Exercise directions |
Show all lines of the entries in which the word "marker" is found.

#### Provided entries ####

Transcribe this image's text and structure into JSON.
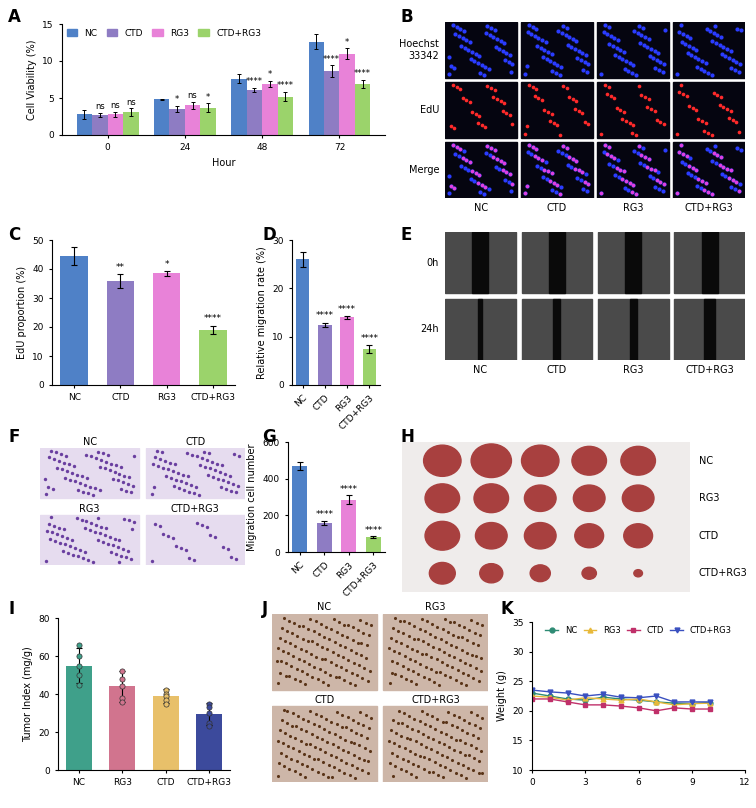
{
  "chart_data": [
    {
      "panel": "A",
      "type": "bar",
      "x_label": "Hour",
      "y_label": "Cell Viability (%)",
      "categories": [
        "0",
        "24",
        "48",
        "72"
      ],
      "series": [
        {
          "name": "NC",
          "color": "#4f81c7",
          "values": [
            2.8,
            4.8,
            7.6,
            12.6
          ],
          "errors": [
            0.6,
            0.1,
            0.6,
            1.0
          ],
          "significance": [
            null,
            null,
            null,
            null
          ]
        },
        {
          "name": "CTD",
          "color": "#8e7cc3",
          "values": [
            2.7,
            3.5,
            6.1,
            8.6
          ],
          "errors": [
            0.3,
            0.4,
            0.3,
            0.8
          ],
          "significance": [
            "ns",
            "*",
            "****",
            "****"
          ]
        },
        {
          "name": "RG3",
          "color": "#e882d8",
          "values": [
            2.8,
            4.0,
            6.9,
            11.0
          ],
          "errors": [
            0.3,
            0.5,
            0.4,
            0.7
          ],
          "significance": [
            "ns",
            "ns",
            "*",
            "*"
          ]
        },
        {
          "name": "CTD+RG3",
          "color": "#9bd36b",
          "values": [
            3.1,
            3.7,
            5.2,
            6.9
          ],
          "errors": [
            0.5,
            0.6,
            0.6,
            0.6
          ],
          "significance": [
            "ns",
            "*",
            "****",
            "****"
          ]
        }
      ],
      "ylim": [
        0,
        15
      ],
      "yticks": [
        0,
        5,
        10,
        15
      ],
      "legend": "upper left"
    },
    {
      "panel": "C",
      "type": "bar",
      "y_label": "EdU proportion (%)",
      "categories": [
        "NC",
        "CTD",
        "RG3",
        "CTD+RG3"
      ],
      "values": [
        44.5,
        35.8,
        38.5,
        19.0
      ],
      "errors": [
        3.0,
        2.5,
        0.8,
        1.5
      ],
      "significance": [
        null,
        "**",
        "*",
        "****"
      ],
      "colors": [
        "#4f81c7",
        "#8e7cc3",
        "#e882d8",
        "#9bd36b"
      ],
      "ylim": [
        0,
        50
      ],
      "yticks": [
        0,
        10,
        20,
        30,
        40,
        50
      ]
    },
    {
      "panel": "D",
      "type": "bar",
      "y_label": "Relative migration rate (%)",
      "categories": [
        "NC",
        "CTD",
        "RG3",
        "CTD+RG3"
      ],
      "values": [
        26.0,
        12.5,
        14.0,
        7.5
      ],
      "errors": [
        1.5,
        0.4,
        0.3,
        0.8
      ],
      "significance": [
        null,
        "****",
        "****",
        "****"
      ],
      "colors": [
        "#4f81c7",
        "#8e7cc3",
        "#e882d8",
        "#9bd36b"
      ],
      "ylim": [
        0,
        30
      ],
      "yticks": [
        0,
        10,
        20,
        30
      ]
    },
    {
      "panel": "G",
      "type": "bar",
      "y_label": "Migration cell number",
      "categories": [
        "NC",
        "CTD",
        "RG3",
        "CTD+RG3"
      ],
      "values": [
        470,
        160,
        285,
        80
      ],
      "errors": [
        20,
        10,
        25,
        5
      ],
      "significance": [
        null,
        "****",
        "****",
        "****"
      ],
      "colors": [
        "#4f81c7",
        "#8e7cc3",
        "#e882d8",
        "#9bd36b"
      ],
      "ylim": [
        0,
        600
      ],
      "yticks": [
        0,
        200,
        400,
        600
      ]
    },
    {
      "panel": "I",
      "type": "bar",
      "y_label": "Tumor Index (mg/g)",
      "categories": [
        "NC",
        "RG3",
        "CTD",
        "CTD+RG3"
      ],
      "values": [
        55,
        44,
        39,
        29.5
      ],
      "errors": [
        9,
        8,
        3.5,
        6
      ],
      "points": [
        [
          66,
          60,
          55,
          50,
          45
        ],
        [
          52,
          48,
          44,
          38,
          36
        ],
        [
          42,
          40,
          39,
          37,
          35
        ],
        [
          35,
          33,
          30,
          25,
          23
        ]
      ],
      "colors": [
        "#3fa08a",
        "#d1748e",
        "#e8c06a",
        "#3c4a9c"
      ],
      "ylim": [
        0,
        80
      ],
      "yticks": [
        0,
        20,
        40,
        60,
        80
      ]
    },
    {
      "panel": "K",
      "type": "line",
      "y_label": "Weight (g)",
      "x": [
        0,
        1,
        2,
        3,
        4,
        5,
        6,
        7,
        8,
        9,
        10
      ],
      "series": [
        {
          "name": "NC",
          "color": "#2e8b74",
          "marker": "circle",
          "values": [
            23.0,
            22.5,
            22.0,
            21.8,
            22.3,
            22.0,
            21.8,
            21.5,
            21.3,
            21.2,
            21.4
          ]
        },
        {
          "name": "RG3",
          "color": "#e8b93a",
          "marker": "triangle_up",
          "values": [
            22.5,
            22.3,
            21.8,
            22.2,
            22.0,
            21.8,
            22.0,
            21.5,
            21.0,
            21.2,
            21.3
          ]
        },
        {
          "name": "CTD",
          "color": "#c0306a",
          "marker": "square",
          "values": [
            22.0,
            22.0,
            21.5,
            21.0,
            21.0,
            20.8,
            20.5,
            20.0,
            20.5,
            20.3,
            20.3
          ]
        },
        {
          "name": "CTD+RG3",
          "color": "#3a50c0",
          "marker": "triangle_down",
          "values": [
            23.5,
            23.2,
            23.0,
            22.5,
            22.8,
            22.3,
            22.2,
            22.5,
            21.5,
            21.5,
            21.5
          ]
        }
      ],
      "xlim": [
        0,
        12
      ],
      "xticks": [
        0,
        3,
        6,
        9,
        12
      ],
      "ylim": [
        10,
        35
      ],
      "yticks": [
        10,
        15,
        20,
        25,
        30,
        35
      ],
      "legend": "upper center"
    }
  ],
  "image_panels": [
    {
      "panel": "B",
      "row_labels": [
        "Hoechst\n33342",
        "EdU",
        "Merge"
      ],
      "column_labels": [
        "NC",
        "CTD",
        "RG3",
        "CTD+RG3"
      ]
    },
    {
      "panel": "E",
      "row_labels": [
        "0h",
        "24h"
      ],
      "column_labels": [
        "NC",
        "CTD",
        "RG3",
        "CTD+RG3"
      ]
    },
    {
      "panel": "F",
      "image_labels": [
        "NC",
        "CTD",
        "RG3",
        "CTD+RG3"
      ]
    },
    {
      "panel": "H",
      "row_labels": [
        "NC",
        "RG3",
        "CTD",
        "CTD+RG3"
      ]
    },
    {
      "panel": "J",
      "image_labels": [
        "NC",
        "RG3",
        "CTD",
        "CTD+RG3"
      ]
    }
  ]
}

####

Response area |
          "marker": "circle",
          "marker": "triangle_up",
          "marker": "square",
          "marker": "triangle_down",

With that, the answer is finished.